**Objective:** Records follow. Select each line holding "JSON".

**Extracted material:**
-.-.-

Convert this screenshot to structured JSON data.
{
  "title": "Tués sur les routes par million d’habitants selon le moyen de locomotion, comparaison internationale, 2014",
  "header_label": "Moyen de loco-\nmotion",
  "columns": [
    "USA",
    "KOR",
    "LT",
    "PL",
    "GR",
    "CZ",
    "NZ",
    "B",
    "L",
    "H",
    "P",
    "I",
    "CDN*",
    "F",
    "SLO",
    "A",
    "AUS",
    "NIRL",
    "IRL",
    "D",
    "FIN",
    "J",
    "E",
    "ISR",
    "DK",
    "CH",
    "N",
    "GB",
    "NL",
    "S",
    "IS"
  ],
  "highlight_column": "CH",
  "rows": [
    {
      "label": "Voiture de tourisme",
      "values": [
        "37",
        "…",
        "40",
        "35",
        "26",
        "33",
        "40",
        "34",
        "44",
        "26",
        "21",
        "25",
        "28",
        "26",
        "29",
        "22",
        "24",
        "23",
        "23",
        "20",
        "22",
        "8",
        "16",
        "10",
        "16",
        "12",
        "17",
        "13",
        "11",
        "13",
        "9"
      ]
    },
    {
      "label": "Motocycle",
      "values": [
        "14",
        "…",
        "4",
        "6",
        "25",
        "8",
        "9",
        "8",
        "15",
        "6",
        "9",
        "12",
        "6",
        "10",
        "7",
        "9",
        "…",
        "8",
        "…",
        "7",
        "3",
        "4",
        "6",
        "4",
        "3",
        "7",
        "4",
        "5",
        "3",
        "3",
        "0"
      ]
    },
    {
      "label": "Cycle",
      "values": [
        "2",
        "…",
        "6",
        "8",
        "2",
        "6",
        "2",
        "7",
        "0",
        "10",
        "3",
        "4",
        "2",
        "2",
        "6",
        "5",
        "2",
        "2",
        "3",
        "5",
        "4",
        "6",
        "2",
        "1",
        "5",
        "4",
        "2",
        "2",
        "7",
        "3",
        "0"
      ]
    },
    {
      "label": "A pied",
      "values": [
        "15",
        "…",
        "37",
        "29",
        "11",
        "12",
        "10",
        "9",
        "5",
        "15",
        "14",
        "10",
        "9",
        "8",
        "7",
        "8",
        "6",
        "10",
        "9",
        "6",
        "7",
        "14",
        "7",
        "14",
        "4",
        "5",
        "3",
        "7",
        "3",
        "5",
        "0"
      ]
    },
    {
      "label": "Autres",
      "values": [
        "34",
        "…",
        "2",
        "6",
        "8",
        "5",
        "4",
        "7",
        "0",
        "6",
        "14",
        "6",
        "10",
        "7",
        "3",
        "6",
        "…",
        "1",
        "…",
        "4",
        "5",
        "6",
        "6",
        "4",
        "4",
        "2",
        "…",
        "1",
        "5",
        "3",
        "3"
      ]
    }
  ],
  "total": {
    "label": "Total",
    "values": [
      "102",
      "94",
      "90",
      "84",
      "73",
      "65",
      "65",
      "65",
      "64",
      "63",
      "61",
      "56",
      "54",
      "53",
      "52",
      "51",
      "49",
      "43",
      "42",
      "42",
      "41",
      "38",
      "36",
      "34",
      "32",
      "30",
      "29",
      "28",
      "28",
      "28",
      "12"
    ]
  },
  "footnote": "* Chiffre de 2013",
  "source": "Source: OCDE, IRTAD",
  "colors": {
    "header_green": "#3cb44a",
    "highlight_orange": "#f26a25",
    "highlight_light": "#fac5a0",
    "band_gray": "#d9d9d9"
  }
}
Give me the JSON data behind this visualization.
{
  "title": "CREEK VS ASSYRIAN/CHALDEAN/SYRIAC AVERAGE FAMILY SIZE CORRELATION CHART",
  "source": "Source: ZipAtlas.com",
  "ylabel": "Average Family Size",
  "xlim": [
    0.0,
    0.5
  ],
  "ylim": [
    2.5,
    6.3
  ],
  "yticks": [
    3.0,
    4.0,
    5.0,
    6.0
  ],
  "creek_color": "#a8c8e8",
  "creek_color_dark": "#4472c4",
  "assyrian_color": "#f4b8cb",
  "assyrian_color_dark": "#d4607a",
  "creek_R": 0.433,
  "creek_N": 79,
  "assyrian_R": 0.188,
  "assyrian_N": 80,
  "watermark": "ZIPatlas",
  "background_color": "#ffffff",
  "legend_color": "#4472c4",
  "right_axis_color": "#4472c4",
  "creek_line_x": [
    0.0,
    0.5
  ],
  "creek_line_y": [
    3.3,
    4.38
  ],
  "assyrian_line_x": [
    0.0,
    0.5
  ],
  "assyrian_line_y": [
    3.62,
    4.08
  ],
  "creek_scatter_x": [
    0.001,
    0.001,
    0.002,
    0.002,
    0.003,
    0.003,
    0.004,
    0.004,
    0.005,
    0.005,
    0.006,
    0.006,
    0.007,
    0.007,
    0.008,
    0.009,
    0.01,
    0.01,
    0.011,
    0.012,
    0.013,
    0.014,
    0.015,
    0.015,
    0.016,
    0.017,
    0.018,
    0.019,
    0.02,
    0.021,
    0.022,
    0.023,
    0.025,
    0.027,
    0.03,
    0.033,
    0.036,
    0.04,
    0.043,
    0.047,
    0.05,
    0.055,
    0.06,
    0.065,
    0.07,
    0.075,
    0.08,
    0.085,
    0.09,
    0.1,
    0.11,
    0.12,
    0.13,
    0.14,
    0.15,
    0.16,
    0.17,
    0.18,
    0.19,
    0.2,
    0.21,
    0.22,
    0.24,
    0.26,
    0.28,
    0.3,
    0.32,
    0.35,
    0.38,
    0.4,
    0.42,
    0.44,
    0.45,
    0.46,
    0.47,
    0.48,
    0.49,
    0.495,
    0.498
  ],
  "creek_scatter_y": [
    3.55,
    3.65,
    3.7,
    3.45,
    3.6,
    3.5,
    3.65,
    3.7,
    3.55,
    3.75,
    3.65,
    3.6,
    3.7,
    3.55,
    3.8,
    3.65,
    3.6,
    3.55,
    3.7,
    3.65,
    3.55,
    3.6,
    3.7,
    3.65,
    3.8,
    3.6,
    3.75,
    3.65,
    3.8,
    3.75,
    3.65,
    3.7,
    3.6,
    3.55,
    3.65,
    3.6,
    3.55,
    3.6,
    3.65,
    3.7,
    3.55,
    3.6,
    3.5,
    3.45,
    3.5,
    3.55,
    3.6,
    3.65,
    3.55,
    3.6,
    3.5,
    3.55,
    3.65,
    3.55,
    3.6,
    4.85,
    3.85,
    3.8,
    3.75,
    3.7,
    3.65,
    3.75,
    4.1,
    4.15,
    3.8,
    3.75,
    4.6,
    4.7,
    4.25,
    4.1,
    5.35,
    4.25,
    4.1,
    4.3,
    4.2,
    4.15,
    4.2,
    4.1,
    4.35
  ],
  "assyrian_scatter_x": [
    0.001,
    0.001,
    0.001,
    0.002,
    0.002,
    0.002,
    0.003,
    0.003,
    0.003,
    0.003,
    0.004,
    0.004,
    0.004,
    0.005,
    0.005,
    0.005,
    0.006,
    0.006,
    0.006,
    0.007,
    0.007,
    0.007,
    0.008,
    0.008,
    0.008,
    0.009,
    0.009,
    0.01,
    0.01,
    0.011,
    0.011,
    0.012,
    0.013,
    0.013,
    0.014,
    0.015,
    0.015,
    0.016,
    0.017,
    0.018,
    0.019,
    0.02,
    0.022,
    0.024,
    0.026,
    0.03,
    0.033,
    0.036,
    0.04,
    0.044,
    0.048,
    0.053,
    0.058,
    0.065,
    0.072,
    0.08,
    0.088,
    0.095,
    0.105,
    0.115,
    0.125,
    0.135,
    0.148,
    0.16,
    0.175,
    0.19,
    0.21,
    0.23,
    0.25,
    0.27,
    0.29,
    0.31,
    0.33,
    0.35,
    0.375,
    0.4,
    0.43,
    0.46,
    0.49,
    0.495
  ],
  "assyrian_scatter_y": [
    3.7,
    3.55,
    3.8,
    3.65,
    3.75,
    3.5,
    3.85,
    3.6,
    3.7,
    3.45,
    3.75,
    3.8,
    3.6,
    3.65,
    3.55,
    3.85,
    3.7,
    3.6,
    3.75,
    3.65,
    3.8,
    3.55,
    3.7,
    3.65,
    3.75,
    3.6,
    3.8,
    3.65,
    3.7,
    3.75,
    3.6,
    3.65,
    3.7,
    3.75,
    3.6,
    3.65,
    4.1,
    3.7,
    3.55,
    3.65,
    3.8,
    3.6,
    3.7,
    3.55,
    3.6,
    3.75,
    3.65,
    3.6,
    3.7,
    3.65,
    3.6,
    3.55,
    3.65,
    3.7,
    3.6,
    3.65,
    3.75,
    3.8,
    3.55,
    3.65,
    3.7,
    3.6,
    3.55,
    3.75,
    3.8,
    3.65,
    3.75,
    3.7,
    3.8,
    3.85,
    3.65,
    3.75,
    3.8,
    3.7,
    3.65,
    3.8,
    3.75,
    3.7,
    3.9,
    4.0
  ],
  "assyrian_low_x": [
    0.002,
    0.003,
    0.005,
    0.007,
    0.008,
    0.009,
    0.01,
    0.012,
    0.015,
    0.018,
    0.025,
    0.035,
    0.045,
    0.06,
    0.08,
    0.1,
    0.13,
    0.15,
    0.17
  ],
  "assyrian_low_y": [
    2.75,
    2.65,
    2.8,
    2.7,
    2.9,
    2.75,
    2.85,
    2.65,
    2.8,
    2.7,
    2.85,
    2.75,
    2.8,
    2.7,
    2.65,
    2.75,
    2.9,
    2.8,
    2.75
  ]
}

-.-.-

**Exercise response:**
Convert this screenshot to structured JSON data.
Give me the JSON data behind this visualization.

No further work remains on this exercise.